§ **WRITTEN EXERCISE**
Extract every line that contains the word "crematorium".

§ **DATA SECTION**

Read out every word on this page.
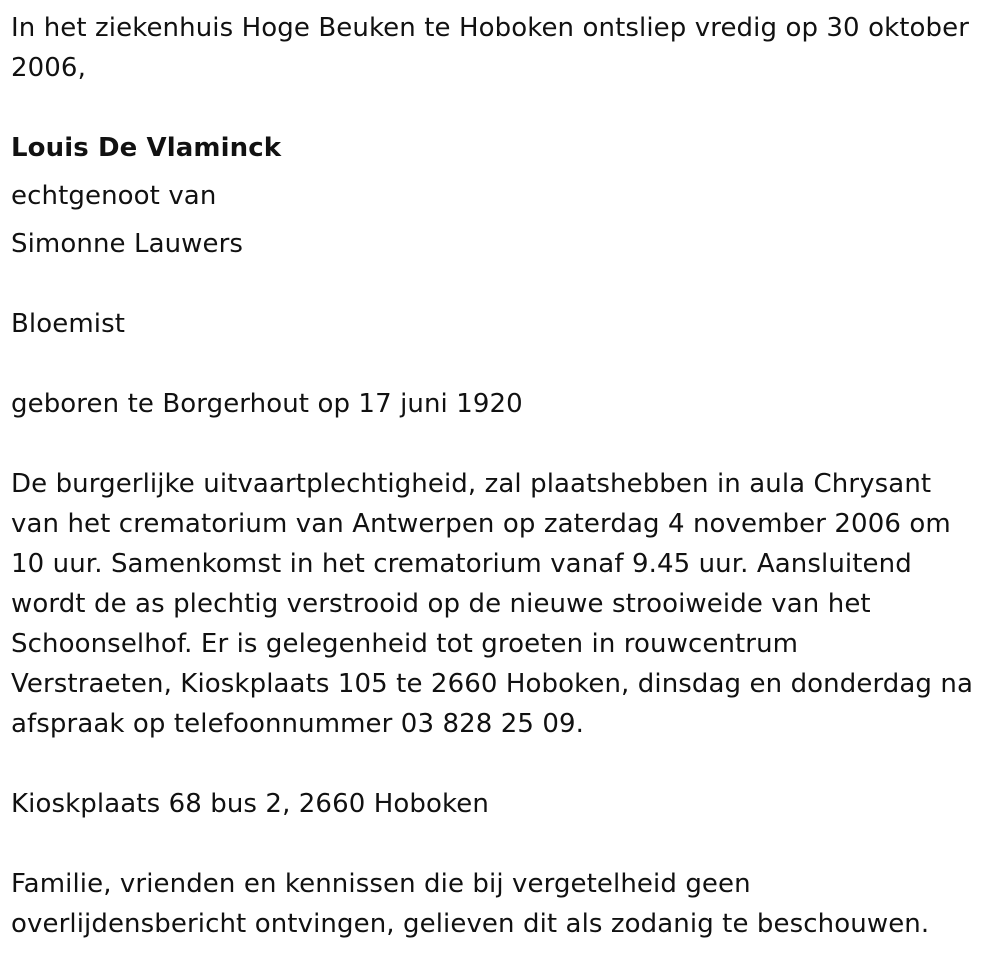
In het ziekenhuis Hoge Beuken te Hoboken ontsliep vredig op 30 oktober

2006,

Louis De Vlaminck

echtgenoot van

Simonne Lauwers

Bloemist

geboren te Borgerhout op 17 juni 1920

De burgerlijke uitvaartplechtigheid, zal plaatshebben in aula Chrysant

van het crematorium van Antwerpen op zaterdag 4 november 2006 om

10 uur. Samenkomst in het crematorium vanaf 9.45 uur. Aansluitend

wordt de as plechtig verstrooid op de nieuwe strooiweide van het

Schoonselhof. Er is gelegenheid tot groeten in rouwcentrum

Verstraeten, Kioskplaats 105 te 2660 Hoboken, dinsdag en donderdag na

afspraak op telefoonnummer 03 828 25 09.

Kioskplaats 68 bus 2, 2660 Hoboken

Familie, vrienden en kennissen die bij vergetelheid geen

overlijdensbericht ontvingen, gelieven dit als zodanig te beschouwen.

§ **EXERCISE RESPONSE**
van het crematorium van Antwerpen op zaterdag 4 november 2006 om
10 uur. Samenkomst in het crematorium vanaf 9.45 uur. Aansluitend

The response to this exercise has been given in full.